WHAT YOU ARE ASKED TO DO -> Could you report every line from the entries that includes the word "xlabel"?
===
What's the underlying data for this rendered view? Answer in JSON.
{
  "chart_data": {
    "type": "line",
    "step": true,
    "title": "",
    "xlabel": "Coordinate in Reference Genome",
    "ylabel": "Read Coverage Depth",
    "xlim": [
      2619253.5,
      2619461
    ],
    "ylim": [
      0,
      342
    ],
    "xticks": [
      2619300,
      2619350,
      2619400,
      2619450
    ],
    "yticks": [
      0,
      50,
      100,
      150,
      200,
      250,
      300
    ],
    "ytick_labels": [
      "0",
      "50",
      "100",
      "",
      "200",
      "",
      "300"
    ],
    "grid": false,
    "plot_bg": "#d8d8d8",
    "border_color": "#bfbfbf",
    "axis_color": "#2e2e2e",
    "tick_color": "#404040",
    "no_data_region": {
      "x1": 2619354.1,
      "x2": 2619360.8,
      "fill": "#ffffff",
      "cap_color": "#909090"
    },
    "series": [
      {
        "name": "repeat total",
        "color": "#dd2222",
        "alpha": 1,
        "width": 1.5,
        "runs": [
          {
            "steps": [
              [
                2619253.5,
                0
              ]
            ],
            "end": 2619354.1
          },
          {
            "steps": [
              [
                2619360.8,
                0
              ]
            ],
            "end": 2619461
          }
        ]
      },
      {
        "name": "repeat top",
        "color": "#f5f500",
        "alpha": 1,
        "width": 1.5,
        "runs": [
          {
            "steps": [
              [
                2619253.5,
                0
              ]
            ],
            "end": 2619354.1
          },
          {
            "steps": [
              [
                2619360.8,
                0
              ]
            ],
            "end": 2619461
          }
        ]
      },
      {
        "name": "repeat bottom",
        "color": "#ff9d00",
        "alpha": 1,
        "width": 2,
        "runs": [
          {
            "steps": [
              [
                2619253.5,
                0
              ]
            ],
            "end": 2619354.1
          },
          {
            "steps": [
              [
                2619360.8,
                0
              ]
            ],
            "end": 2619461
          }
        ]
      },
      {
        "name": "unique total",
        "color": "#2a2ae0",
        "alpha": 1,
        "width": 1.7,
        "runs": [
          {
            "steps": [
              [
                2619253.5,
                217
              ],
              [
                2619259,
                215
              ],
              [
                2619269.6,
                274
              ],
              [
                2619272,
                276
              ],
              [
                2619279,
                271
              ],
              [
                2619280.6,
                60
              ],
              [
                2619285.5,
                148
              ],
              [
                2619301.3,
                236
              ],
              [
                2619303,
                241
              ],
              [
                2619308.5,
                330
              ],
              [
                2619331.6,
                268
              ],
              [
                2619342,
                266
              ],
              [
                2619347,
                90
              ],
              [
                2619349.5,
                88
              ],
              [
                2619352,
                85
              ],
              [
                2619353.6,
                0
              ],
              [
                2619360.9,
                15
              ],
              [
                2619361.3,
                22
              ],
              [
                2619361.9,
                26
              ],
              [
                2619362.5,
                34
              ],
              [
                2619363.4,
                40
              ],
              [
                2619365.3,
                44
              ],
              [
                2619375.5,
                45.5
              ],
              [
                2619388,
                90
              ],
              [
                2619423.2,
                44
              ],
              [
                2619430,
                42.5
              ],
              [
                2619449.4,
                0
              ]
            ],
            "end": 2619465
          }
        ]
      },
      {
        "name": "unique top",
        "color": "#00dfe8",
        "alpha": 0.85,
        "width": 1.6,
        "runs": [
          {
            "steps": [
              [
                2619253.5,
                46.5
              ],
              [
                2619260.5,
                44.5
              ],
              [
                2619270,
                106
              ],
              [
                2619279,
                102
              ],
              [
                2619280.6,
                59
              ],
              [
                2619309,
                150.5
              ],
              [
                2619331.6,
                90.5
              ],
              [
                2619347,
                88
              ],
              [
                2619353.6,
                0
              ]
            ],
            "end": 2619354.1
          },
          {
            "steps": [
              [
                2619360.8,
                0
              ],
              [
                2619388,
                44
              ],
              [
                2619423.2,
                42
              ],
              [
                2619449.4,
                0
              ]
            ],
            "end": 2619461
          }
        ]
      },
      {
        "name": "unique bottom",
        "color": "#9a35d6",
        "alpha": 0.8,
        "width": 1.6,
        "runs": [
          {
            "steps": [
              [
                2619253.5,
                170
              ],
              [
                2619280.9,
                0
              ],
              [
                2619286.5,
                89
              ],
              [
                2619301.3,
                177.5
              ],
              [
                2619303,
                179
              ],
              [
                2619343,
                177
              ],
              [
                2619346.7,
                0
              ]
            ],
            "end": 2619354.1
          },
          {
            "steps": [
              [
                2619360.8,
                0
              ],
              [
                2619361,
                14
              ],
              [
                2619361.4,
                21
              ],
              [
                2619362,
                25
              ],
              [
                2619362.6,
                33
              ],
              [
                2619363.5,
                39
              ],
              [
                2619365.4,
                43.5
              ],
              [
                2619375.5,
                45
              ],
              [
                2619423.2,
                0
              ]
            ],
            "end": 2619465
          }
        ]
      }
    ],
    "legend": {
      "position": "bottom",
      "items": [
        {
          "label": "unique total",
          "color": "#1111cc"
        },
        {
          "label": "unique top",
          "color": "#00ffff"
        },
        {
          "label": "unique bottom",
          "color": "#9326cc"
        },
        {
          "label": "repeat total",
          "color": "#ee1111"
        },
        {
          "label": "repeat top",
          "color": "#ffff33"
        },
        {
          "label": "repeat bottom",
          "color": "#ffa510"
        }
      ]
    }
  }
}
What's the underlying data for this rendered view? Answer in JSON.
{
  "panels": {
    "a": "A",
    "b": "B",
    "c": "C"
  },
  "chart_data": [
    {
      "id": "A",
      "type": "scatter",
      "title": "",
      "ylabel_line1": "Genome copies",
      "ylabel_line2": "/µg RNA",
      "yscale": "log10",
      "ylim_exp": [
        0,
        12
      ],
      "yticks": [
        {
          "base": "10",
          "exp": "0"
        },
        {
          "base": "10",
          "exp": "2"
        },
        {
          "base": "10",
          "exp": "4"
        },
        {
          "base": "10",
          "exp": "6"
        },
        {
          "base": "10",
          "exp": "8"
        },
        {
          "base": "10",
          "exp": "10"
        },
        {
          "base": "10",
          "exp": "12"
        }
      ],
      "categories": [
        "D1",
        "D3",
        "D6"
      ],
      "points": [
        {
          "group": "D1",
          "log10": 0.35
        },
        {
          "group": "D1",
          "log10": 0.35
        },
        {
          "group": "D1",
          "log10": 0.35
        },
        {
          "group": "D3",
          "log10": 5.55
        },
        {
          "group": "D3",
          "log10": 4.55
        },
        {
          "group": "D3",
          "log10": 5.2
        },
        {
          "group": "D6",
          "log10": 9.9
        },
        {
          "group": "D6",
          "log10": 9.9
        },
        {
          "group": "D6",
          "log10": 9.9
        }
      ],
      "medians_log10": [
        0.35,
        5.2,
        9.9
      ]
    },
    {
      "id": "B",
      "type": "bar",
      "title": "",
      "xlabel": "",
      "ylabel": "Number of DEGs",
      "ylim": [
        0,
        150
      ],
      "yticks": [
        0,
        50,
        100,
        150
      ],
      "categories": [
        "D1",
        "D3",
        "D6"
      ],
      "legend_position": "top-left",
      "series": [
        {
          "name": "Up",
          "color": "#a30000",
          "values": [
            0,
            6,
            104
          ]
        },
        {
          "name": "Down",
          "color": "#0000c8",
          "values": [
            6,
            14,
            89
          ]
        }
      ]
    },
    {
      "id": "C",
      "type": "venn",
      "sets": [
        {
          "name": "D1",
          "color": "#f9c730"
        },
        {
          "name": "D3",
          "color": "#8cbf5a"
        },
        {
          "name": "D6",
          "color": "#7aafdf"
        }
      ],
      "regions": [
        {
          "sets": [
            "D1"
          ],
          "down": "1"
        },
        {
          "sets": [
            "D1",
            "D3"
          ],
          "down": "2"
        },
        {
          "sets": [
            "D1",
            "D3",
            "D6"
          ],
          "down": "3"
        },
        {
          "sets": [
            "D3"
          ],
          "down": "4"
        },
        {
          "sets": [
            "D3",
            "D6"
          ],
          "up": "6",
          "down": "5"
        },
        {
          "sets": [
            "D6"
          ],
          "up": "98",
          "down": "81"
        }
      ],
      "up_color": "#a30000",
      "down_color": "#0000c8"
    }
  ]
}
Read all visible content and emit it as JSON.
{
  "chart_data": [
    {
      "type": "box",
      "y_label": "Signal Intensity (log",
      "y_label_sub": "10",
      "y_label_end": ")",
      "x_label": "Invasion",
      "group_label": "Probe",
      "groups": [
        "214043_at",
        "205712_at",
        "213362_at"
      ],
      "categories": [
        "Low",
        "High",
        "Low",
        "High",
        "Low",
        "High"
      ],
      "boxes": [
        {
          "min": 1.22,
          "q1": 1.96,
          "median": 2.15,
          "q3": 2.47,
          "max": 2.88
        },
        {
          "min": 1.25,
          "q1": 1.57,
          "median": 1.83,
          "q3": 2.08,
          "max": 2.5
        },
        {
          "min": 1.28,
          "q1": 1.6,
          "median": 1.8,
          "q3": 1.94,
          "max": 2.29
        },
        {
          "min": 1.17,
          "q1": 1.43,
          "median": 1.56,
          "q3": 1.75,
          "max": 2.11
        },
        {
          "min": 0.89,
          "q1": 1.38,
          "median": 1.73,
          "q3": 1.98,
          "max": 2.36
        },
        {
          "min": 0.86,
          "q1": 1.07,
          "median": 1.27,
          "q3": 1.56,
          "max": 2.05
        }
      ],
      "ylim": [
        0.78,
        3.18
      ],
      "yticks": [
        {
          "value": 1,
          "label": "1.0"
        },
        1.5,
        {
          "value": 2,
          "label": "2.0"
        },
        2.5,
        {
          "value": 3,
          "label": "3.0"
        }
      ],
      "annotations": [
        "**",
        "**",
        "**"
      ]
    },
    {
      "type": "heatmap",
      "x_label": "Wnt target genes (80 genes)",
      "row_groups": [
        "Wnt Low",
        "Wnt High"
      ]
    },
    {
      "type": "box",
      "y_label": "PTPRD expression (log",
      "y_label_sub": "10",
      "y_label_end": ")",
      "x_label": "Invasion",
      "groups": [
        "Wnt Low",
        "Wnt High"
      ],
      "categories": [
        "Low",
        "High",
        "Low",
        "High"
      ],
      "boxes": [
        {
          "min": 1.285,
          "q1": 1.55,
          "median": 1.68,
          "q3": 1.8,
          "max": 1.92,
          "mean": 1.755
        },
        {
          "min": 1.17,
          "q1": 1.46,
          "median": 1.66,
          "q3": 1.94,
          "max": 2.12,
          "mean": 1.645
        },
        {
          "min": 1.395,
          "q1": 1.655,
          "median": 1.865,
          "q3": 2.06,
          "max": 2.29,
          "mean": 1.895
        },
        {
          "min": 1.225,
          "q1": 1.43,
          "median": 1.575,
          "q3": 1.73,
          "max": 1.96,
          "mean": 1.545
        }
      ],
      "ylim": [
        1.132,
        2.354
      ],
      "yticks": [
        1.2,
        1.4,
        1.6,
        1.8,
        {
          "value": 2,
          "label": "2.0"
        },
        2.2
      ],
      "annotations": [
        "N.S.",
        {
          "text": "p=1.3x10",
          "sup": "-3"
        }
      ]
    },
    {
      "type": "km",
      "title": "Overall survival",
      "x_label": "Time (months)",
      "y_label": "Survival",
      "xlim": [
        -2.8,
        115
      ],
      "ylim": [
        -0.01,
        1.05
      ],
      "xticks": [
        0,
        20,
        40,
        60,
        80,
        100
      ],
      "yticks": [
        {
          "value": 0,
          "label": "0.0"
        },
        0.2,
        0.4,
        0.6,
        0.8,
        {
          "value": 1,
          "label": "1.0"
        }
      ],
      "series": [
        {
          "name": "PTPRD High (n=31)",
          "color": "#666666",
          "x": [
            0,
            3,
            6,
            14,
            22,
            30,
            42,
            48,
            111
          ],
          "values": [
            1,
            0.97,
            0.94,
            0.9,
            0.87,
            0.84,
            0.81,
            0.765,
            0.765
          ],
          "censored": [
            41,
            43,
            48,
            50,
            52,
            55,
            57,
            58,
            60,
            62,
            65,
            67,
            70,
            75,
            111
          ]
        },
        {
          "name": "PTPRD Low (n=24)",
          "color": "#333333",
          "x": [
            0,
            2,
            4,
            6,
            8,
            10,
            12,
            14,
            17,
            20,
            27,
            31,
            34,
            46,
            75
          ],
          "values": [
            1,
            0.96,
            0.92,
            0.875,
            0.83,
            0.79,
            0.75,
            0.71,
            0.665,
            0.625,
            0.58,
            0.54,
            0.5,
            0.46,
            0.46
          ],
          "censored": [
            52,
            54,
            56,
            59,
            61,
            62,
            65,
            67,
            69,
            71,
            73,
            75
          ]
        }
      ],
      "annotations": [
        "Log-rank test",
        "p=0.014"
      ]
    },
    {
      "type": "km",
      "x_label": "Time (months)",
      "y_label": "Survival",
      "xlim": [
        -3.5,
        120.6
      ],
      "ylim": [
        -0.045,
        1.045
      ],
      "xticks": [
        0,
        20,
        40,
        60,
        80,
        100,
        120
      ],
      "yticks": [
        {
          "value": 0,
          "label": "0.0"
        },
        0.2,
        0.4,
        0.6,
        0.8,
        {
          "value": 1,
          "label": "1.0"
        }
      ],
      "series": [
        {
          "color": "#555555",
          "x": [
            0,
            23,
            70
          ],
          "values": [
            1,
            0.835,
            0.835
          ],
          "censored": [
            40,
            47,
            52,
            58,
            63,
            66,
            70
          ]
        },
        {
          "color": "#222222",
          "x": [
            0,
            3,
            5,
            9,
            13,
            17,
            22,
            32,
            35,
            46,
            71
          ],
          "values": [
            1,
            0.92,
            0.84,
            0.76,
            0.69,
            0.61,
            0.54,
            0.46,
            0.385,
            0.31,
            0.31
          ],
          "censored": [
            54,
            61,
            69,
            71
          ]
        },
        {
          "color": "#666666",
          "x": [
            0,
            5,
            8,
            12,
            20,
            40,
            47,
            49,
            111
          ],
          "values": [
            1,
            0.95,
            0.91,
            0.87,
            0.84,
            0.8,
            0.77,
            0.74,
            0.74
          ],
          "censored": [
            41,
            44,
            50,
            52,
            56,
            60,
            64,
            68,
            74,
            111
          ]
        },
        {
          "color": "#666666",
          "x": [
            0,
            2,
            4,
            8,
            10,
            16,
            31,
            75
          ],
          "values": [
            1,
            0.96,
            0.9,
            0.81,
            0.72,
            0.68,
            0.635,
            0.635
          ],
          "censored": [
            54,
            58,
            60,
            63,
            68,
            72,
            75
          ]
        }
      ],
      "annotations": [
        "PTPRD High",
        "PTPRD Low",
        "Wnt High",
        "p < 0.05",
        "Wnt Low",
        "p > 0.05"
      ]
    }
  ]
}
===
FINAL ANSWER ->
    "xlabel": "Coordinate in Reference Genome",
      "xlabel": "",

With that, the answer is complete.